(Problem to solve)
For the word "price", give the number of lines in these entries that contain it, with nothing else.

[Component data from apps and pages]
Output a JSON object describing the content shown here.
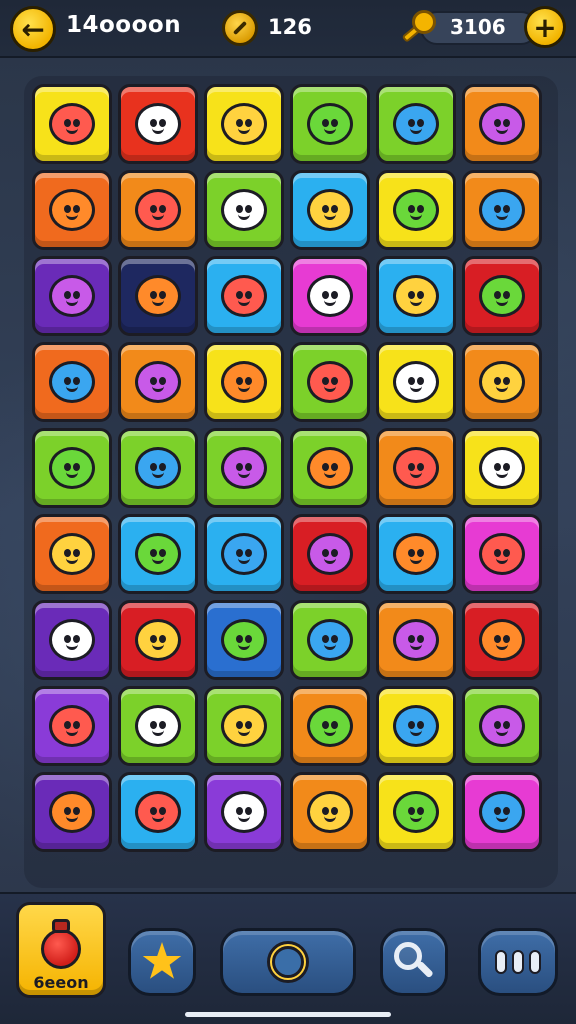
{
  "header": {
    "level_title": "14oooon",
    "coins": "126",
    "gems": "3106"
  },
  "board": {
    "rows": [
      [
        {
          "color": "#f7e21a",
          "icon": "red-bear-icon"
        },
        {
          "color": "#e8321e",
          "icon": "white-cat-icon"
        },
        {
          "color": "#f7e21a",
          "icon": "heart-card-icon"
        },
        {
          "color": "#7cd12a",
          "icon": "leaf-icon"
        },
        {
          "color": "#7cd12a",
          "icon": "sun-face-icon"
        },
        {
          "color": "#f28a1a",
          "icon": "boy-face-icon"
        }
      ],
      [
        {
          "color": "#f06a1e",
          "icon": "red-fox-icon"
        },
        {
          "color": "#f28a1a",
          "icon": "red-dragon-icon"
        },
        {
          "color": "#7cd12a",
          "icon": "white-ghost-icon"
        },
        {
          "color": "#2bb0f0",
          "icon": "yellow-smile-icon"
        },
        {
          "color": "#f7e21a",
          "icon": "blue-fish-icon"
        },
        {
          "color": "#f28a1a",
          "icon": "green-pear-icon"
        }
      ],
      [
        {
          "color": "#6a2bb8",
          "icon": "lightning-cloud-icon"
        },
        {
          "color": "#1e2860",
          "icon": "chef-hat-icon"
        },
        {
          "color": "#2bb0f0",
          "icon": "pink-radish-icon"
        },
        {
          "color": "#e73bd3",
          "icon": "green-blob-icon"
        },
        {
          "color": "#2bb0f0",
          "icon": "blue-crystal-icon"
        },
        {
          "color": "#d81e24",
          "icon": "purple-cat-icon"
        }
      ],
      [
        {
          "color": "#f06a1e",
          "icon": "red-tomato-icon"
        },
        {
          "color": "#f28a1a",
          "icon": "pink-berry-icon"
        },
        {
          "color": "#f7e21a",
          "icon": "red-apple-icon"
        },
        {
          "color": "#7cd12a",
          "icon": "green-leaf-icon"
        },
        {
          "color": "#f7e21a",
          "icon": "yellow-lemon-icon"
        },
        {
          "color": "#f28a1a",
          "icon": "red-flower-icon"
        }
      ],
      [
        {
          "color": "#7cd12a",
          "icon": "pink-turnip-icon"
        },
        {
          "color": "#7cd12a",
          "icon": "orange-fruit-icon"
        },
        {
          "color": "#7cd12a",
          "icon": "flame-face-icon"
        },
        {
          "color": "#7cd12a",
          "icon": "yellow-face-icon"
        },
        {
          "color": "#f28a1a",
          "icon": "skull-critter-icon"
        },
        {
          "color": "#f7e21a",
          "icon": "green-frog-icon"
        }
      ],
      [
        {
          "color": "#f06a1e",
          "icon": "brush-shield-icon"
        },
        {
          "color": "#2bb0f0",
          "icon": "purple-eggplant-icon"
        },
        {
          "color": "#2bb0f0",
          "icon": "red-balloon-icon"
        },
        {
          "color": "#d81e24",
          "icon": "pink-onion-icon"
        },
        {
          "color": "#2bb0f0",
          "icon": "green-cactus-icon"
        },
        {
          "color": "#e73bd3",
          "icon": "green-slime-icon"
        }
      ],
      [
        {
          "color": "#6a2bb8",
          "icon": "green-monster-icon"
        },
        {
          "color": "#d81e24",
          "icon": "yellow-chick-icon"
        },
        {
          "color": "#2a6fd0",
          "icon": "orange-cat-icon"
        },
        {
          "color": "#7cd12a",
          "icon": "green-dino-icon"
        },
        {
          "color": "#f28a1a",
          "icon": "wooden-crate-icon"
        },
        {
          "color": "#d81e24",
          "icon": "black-bomb-icon"
        }
      ],
      [
        {
          "color": "#8a3bd8",
          "icon": "blue-cat-icon"
        },
        {
          "color": "#7cd12a",
          "icon": "purple-virus-icon"
        },
        {
          "color": "#7cd12a",
          "icon": "orange-drop-icon"
        },
        {
          "color": "#f28a1a",
          "icon": "pink-gear-icon"
        },
        {
          "color": "#f7e21a",
          "icon": "blue-slime-icon"
        },
        {
          "color": "#7cd12a",
          "icon": "orange-fruit-icon"
        }
      ],
      [
        {
          "color": "#6a2bb8",
          "icon": "gold-shuriken-icon"
        },
        {
          "color": "#2bb0f0",
          "icon": "green-sprout-icon"
        },
        {
          "color": "#8a3bd8",
          "icon": "orange-crab-icon"
        },
        {
          "color": "#f28a1a",
          "icon": "pink-puff-icon"
        },
        {
          "color": "#f7e21a",
          "icon": "yellow-owl-icon"
        },
        {
          "color": "#e73bd3",
          "icon": "purple-drop-icon"
        }
      ]
    ]
  },
  "footer": {
    "booster_label": "6eeon"
  }
}
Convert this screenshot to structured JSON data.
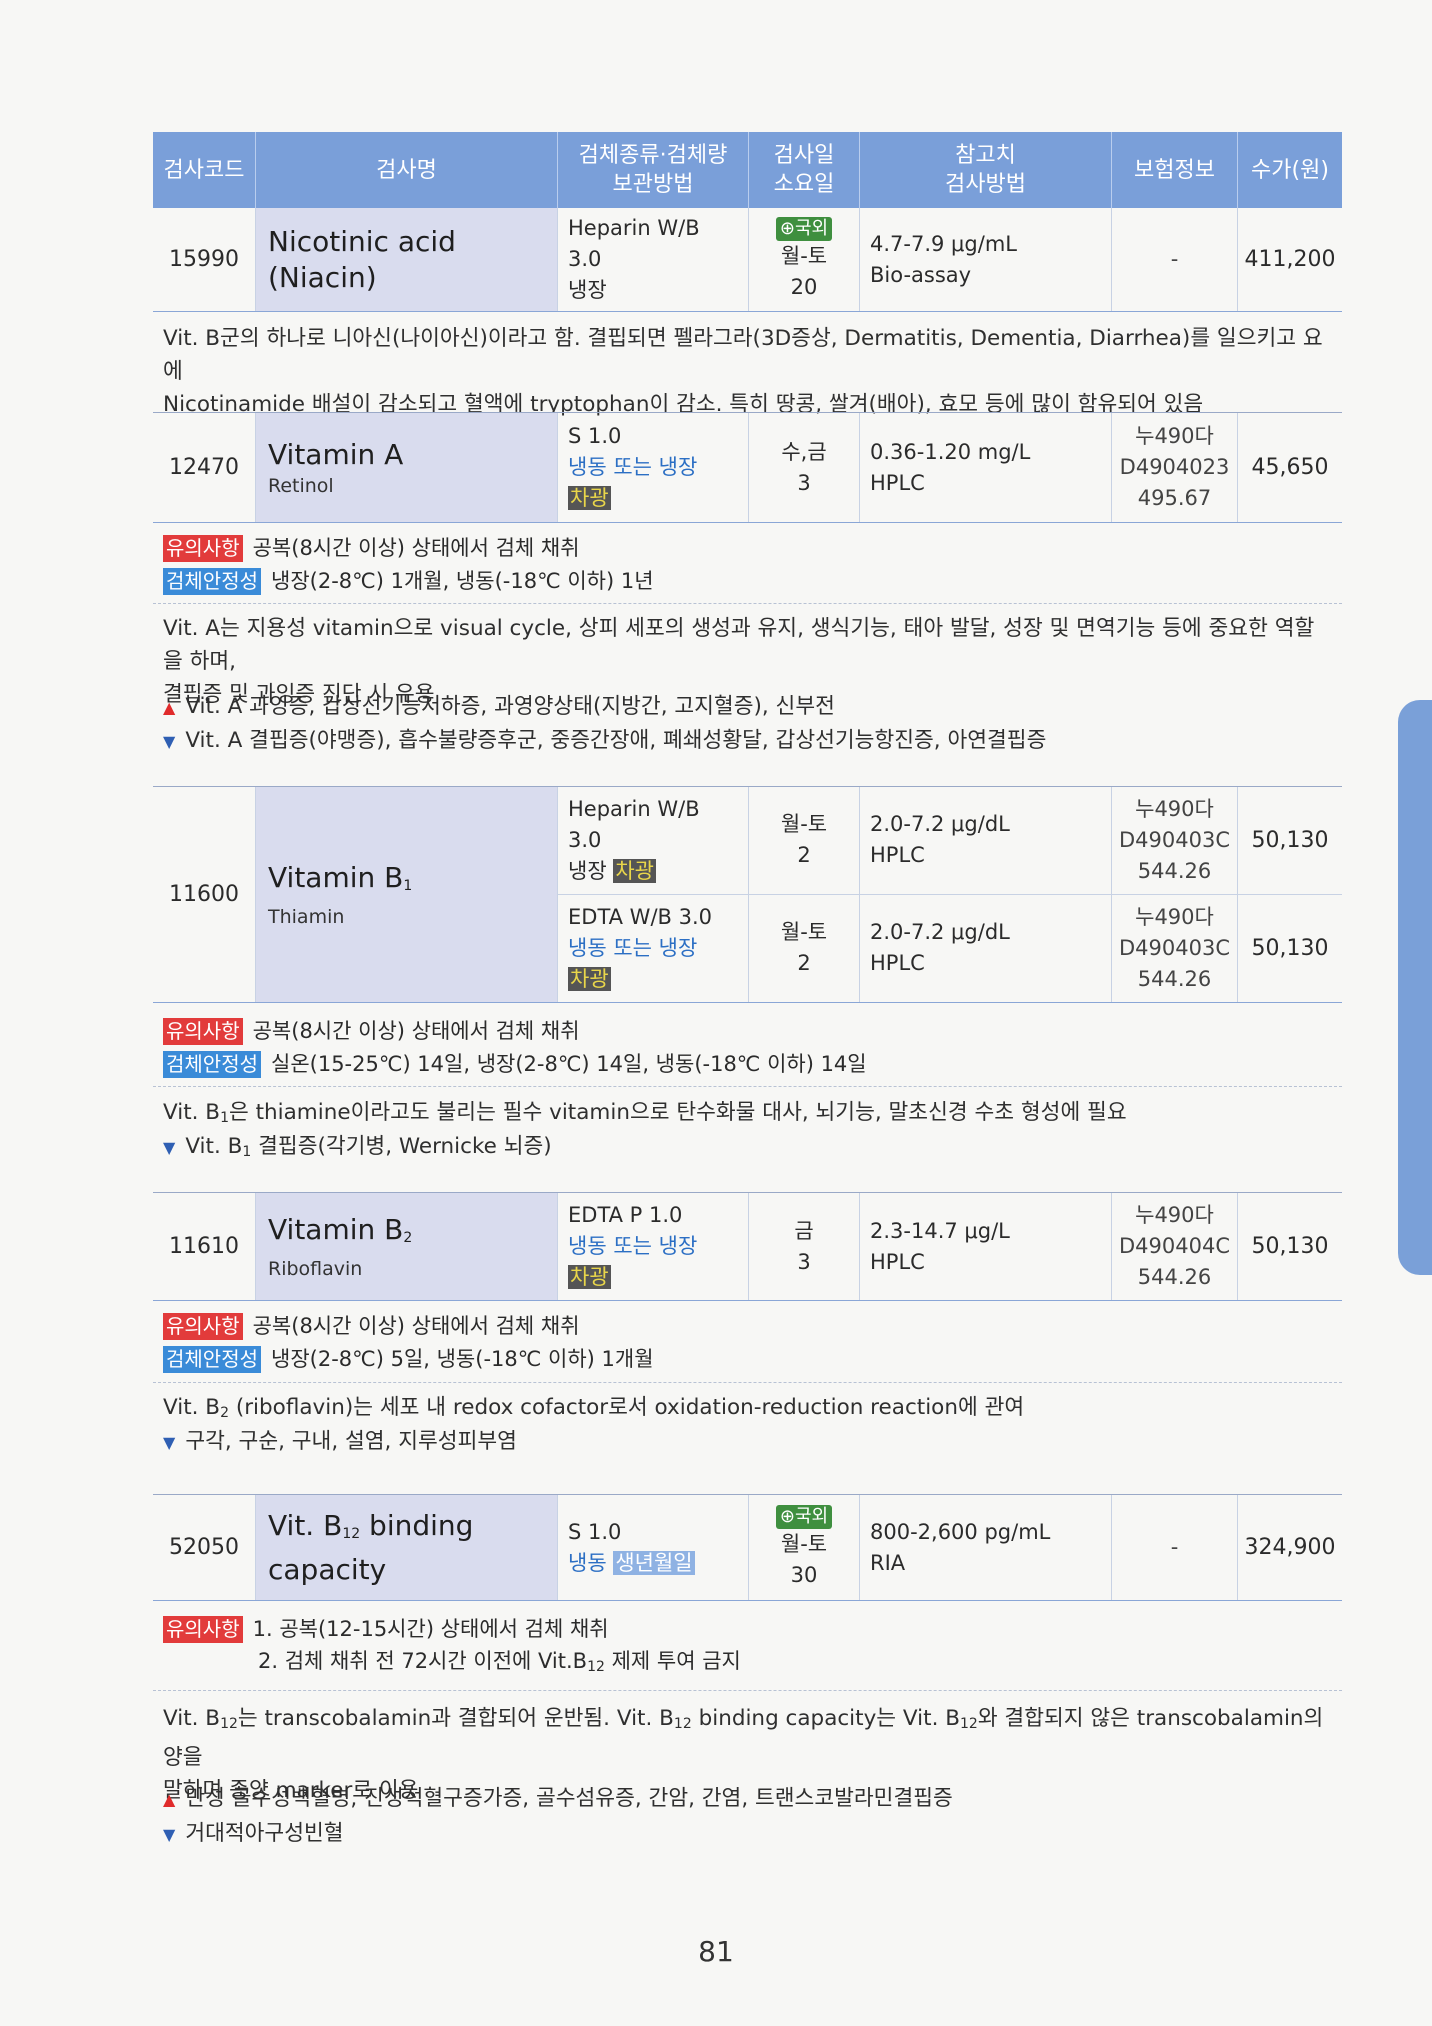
{
  "header": {
    "code": "검사코드",
    "name": "검사명",
    "specimen": [
      "검체종류·검체량",
      "보관방법"
    ],
    "days": [
      "검사일",
      "소요일"
    ],
    "ref": [
      "참고치",
      "검사방법"
    ],
    "insurance": "보험정보",
    "price": "수가(원)"
  },
  "abroad_label": "⊕국외",
  "tests": {
    "niacin": {
      "code": "15990",
      "name": "Nicotinic acid (Niacin)",
      "specimen": [
        "Heparin W/B 3.0",
        "냉장"
      ],
      "days": [
        "월-토",
        "20"
      ],
      "ref": [
        "4.7-7.9 μg/mL",
        "Bio-assay"
      ],
      "insurance": "-",
      "price": "411,200",
      "desc": [
        "Vit. B군의 하나로 니아신(나이아신)이라고 함. 결핍되면 펠라그라(3D증상, Dermatitis, Dementia, Diarrhea)를 일으키고 요에",
        "Nicotinamide 배설이 감소되고 혈액에 tryptophan이 감소. 특히 땅콩, 쌀겨(배아), 효모 등에 많이 함유되어 있음"
      ]
    },
    "vita": {
      "code": "12470",
      "name": "Vitamin A",
      "sub": "Retinol",
      "specimen": [
        "S 1.0",
        "냉동 또는 냉장",
        "차광"
      ],
      "days": [
        "수,금",
        "3"
      ],
      "ref": [
        "0.36-1.20 mg/L",
        "HPLC"
      ],
      "insurance": [
        "누490다",
        "D4904023",
        "495.67"
      ],
      "price": "45,650",
      "caution_label": "유의사항",
      "caution": "공복(8시간 이상) 상태에서 검체 채취",
      "stability_label": "검체안정성",
      "stability": "냉장(2-8℃) 1개월, 냉동(-18℃ 이하) 1년",
      "desc": [
        "Vit. A는 지용성 vitamin으로 visual cycle, 상피 세포의 생성과 유지, 생식기능, 태아 발달, 성장 및 면역기능 등에 중요한 역할을 하며,",
        "결핍증 및 과잉증 진단 시 유용"
      ],
      "up": "Vit. A 과잉증, 갑상선기능저하증, 과영양상태(지방간, 고지혈증), 신부전",
      "down": "Vit. A 결핍증(야맹증), 흡수불량증후군, 중증간장애, 폐쇄성황달, 갑상선기능항진증, 아연결핍증"
    },
    "vitb1": {
      "code": "11600",
      "name": "Vitamin B",
      "name_sub": "1",
      "sub": "Thiamin",
      "rows": [
        {
          "specimen": [
            "Heparin W/B 3.0",
            "냉장",
            "차광"
          ],
          "days": [
            "월-토",
            "2"
          ],
          "ref": [
            "2.0-7.2 μg/dL",
            "HPLC"
          ],
          "insurance": [
            "누490다",
            "D490403C",
            "544.26"
          ],
          "price": "50,130"
        },
        {
          "specimen": [
            "EDTA W/B 3.0",
            "냉동 또는 냉장",
            "차광"
          ],
          "days": [
            "월-토",
            "2"
          ],
          "ref": [
            "2.0-7.2 μg/dL",
            "HPLC"
          ],
          "insurance": [
            "누490다",
            "D490403C",
            "544.26"
          ],
          "price": "50,130"
        }
      ],
      "caution_label": "유의사항",
      "caution": "공복(8시간 이상) 상태에서 검체 채취",
      "stability_label": "검체안정성",
      "stability": "실온(15-25℃) 14일, 냉장(2-8℃) 14일, 냉동(-18℃ 이하) 14일",
      "desc_pre": "Vit. B",
      "desc_sub": "1",
      "desc_post": "은 thiamine이라고도 불리는 필수 vitamin으로 탄수화물 대사, 뇌기능, 말초신경 수초 형성에 필요",
      "down_pre": "Vit. B",
      "down_sub": "1",
      "down_post": " 결핍증(각기병, Wernicke 뇌증)"
    },
    "vitb2": {
      "code": "11610",
      "name": "Vitamin B",
      "name_sub": "2",
      "sub": "Riboflavin",
      "specimen": [
        "EDTA P 1.0",
        "냉동 또는 냉장",
        "차광"
      ],
      "days": [
        "금",
        "3"
      ],
      "ref": [
        "2.3-14.7 μg/L",
        "HPLC"
      ],
      "insurance": [
        "누490다",
        "D490404C",
        "544.26"
      ],
      "price": "50,130",
      "caution_label": "유의사항",
      "caution": "공복(8시간 이상) 상태에서 검체 채취",
      "stability_label": "검체안정성",
      "stability": "냉장(2-8℃) 5일, 냉동(-18℃ 이하) 1개월",
      "desc_pre": "Vit. B",
      "desc_sub": "2",
      "desc_post": " (riboflavin)는 세포 내 redox cofactor로서 oxidation-reduction reaction에 관여",
      "down": "구각, 구순, 구내, 설염, 지루성피부염"
    },
    "vitb12": {
      "code": "52050",
      "name_pre": "Vit. B",
      "name_sub": "12",
      "name_post": " binding capacity",
      "specimen": [
        "S 1.0",
        "냉동",
        "생년월일"
      ],
      "days": [
        "월-토",
        "30"
      ],
      "ref": [
        "800-2,600 pg/mL",
        "RIA"
      ],
      "insurance": "-",
      "price": "324,900",
      "caution_label": "유의사항",
      "caution1": "1. 공복(12-15시간) 상태에서 검체 채취",
      "caution2_pre": "2. 검체 채취 전 72시간 이전에 Vit.B",
      "caution2_sub": "12",
      "caution2_post": " 제제 투여 금지",
      "desc1_a": "Vit. B",
      "desc1_s1": "12",
      "desc1_b": "는 transcobalamin과 결합되어 운반됨. Vit. B",
      "desc1_s2": "12",
      "desc1_c": " binding capacity는 Vit. B",
      "desc1_s3": "12",
      "desc1_d": "와 결합되지 않은 transcobalamin의 양을",
      "desc2": "말하며 종양 marker로 이용",
      "up": "만성 골수성백혈병, 진성적혈구증가증, 골수섬유증, 간암, 간염, 트랜스코발라민결핍증",
      "down": "거대적아구성빈혈"
    }
  },
  "page_number": "81"
}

(Finished exercise)
7